Data for this task below:
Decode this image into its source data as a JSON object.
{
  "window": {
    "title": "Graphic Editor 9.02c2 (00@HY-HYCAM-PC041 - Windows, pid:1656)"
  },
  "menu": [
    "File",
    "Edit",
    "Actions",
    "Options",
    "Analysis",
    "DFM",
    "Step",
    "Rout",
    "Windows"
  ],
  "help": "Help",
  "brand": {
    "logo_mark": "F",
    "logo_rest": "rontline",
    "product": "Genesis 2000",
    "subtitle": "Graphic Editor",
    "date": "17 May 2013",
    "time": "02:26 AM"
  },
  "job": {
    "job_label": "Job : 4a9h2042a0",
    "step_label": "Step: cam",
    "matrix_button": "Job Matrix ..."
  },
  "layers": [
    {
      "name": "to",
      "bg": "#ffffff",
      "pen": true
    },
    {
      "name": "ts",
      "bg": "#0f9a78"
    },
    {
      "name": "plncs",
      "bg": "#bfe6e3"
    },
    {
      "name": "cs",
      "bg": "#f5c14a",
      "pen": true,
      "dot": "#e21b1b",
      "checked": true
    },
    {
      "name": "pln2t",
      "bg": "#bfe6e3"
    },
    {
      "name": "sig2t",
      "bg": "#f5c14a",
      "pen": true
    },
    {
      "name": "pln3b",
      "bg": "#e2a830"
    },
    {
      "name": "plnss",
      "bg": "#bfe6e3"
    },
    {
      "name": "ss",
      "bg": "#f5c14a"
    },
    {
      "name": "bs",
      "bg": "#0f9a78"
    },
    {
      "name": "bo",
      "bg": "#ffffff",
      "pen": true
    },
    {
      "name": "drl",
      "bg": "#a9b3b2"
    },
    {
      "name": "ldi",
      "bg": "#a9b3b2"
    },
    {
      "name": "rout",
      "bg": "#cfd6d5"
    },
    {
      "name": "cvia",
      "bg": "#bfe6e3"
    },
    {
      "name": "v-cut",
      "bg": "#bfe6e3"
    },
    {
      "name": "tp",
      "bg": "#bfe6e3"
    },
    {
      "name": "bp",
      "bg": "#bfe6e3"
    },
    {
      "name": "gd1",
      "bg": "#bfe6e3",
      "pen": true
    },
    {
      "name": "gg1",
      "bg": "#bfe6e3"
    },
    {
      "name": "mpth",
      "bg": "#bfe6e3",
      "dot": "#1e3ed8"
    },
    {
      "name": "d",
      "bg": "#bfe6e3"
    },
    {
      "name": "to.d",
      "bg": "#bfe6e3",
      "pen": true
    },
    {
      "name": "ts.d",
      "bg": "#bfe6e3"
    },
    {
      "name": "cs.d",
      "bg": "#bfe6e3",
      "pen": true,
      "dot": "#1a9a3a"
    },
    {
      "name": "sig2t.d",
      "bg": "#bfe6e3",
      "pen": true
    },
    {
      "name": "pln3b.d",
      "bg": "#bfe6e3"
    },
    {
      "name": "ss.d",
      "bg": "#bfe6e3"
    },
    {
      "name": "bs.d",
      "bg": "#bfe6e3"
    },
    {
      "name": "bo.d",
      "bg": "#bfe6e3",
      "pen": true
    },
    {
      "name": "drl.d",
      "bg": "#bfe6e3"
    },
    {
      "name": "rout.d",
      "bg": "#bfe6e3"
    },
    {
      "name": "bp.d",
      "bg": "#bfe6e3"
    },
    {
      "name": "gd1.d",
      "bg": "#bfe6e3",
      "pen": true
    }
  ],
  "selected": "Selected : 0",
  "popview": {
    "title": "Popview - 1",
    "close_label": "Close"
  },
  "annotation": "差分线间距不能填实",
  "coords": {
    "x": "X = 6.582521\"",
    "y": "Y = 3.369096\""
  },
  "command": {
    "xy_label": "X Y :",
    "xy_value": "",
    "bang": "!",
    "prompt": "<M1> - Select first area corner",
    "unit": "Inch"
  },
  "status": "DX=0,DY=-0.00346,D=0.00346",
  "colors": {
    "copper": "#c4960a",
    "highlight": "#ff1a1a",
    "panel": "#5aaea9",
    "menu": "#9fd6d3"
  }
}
End of Data for this task.
### [Required action]
Find each line above that contains "Graphic", and copy those lines.

### [Answer for the task]
    "title": "Graphic Editor 9.02c2 (00@HY-HYCAM-PC041 - Windows, pid:1656)"
    "subtitle": "Graphic Editor",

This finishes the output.